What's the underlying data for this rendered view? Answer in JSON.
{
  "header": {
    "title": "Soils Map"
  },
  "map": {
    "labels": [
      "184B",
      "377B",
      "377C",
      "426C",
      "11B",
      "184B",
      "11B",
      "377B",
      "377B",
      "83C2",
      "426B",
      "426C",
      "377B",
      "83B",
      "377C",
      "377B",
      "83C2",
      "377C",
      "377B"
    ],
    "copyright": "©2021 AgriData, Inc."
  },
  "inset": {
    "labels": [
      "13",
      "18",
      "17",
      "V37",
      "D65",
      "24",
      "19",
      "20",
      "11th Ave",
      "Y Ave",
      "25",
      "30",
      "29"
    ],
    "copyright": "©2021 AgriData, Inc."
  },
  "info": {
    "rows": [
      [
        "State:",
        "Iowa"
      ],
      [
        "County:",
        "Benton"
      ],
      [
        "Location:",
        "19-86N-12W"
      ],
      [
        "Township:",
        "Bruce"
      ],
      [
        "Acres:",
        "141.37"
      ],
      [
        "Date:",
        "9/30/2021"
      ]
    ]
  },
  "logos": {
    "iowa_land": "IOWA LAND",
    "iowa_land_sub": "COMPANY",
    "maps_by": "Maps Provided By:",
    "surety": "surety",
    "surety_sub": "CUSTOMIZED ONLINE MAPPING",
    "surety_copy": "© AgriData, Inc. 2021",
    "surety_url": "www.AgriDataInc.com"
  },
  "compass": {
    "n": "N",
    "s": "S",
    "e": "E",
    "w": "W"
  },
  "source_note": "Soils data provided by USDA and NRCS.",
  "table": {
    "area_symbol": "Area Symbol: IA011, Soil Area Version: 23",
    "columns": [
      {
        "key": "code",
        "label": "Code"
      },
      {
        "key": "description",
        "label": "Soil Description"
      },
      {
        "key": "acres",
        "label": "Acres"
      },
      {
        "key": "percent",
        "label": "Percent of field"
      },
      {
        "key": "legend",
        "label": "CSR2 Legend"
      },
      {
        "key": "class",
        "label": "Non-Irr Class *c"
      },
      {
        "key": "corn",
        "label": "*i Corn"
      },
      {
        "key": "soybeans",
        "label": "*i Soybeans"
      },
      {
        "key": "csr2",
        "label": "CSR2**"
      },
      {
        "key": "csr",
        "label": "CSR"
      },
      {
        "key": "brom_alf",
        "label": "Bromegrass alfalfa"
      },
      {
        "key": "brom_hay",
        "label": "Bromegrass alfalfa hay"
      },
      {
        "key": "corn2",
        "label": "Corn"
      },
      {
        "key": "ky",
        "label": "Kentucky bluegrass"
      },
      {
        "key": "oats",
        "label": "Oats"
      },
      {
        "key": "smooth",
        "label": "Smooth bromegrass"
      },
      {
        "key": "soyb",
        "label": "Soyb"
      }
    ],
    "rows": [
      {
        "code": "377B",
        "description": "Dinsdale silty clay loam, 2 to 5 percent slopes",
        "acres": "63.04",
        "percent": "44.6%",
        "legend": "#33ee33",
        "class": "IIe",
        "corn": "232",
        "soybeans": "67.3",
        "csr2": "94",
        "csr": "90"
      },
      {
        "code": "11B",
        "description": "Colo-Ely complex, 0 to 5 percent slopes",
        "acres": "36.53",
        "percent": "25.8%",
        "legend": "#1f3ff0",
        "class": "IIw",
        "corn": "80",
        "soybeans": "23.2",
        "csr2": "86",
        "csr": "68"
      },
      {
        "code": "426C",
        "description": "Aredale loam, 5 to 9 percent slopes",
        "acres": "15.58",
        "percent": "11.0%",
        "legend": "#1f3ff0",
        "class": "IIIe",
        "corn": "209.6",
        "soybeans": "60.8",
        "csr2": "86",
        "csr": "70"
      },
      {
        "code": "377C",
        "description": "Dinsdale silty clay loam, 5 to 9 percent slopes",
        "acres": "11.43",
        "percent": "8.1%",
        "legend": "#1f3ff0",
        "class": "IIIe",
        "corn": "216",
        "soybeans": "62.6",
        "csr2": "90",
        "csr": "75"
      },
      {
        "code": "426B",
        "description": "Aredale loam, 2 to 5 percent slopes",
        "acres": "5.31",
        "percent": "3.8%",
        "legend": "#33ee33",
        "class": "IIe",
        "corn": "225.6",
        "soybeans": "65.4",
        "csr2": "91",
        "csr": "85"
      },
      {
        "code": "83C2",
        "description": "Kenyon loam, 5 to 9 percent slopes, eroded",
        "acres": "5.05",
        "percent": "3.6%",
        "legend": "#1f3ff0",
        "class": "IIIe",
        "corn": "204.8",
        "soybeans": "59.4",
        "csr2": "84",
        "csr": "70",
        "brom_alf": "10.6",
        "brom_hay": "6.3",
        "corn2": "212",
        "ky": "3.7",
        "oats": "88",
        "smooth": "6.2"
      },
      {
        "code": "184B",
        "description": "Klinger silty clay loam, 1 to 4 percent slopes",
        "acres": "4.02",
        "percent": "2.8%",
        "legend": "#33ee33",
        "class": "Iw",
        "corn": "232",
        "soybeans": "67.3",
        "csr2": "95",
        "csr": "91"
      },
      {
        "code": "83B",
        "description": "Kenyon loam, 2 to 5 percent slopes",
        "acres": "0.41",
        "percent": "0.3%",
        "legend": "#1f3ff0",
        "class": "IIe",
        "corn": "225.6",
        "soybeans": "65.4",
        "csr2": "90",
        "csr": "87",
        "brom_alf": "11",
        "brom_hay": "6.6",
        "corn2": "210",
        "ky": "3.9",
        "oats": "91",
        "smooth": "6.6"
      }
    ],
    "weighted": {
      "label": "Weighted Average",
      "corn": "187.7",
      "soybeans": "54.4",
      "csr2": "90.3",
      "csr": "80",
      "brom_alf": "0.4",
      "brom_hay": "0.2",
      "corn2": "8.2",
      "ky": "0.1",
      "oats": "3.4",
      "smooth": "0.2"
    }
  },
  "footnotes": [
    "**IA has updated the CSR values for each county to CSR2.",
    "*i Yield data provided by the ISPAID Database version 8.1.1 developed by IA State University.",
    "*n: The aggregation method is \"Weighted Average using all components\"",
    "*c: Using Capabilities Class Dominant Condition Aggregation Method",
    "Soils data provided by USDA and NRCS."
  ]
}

____

*Aim:*
Using the records above, gather all lines where the string "USDA" is present.

*Correct answer:*
  "source_note": "Soils data provided by USDA and NRCS.",
    "Soils data provided by USDA and NRCS."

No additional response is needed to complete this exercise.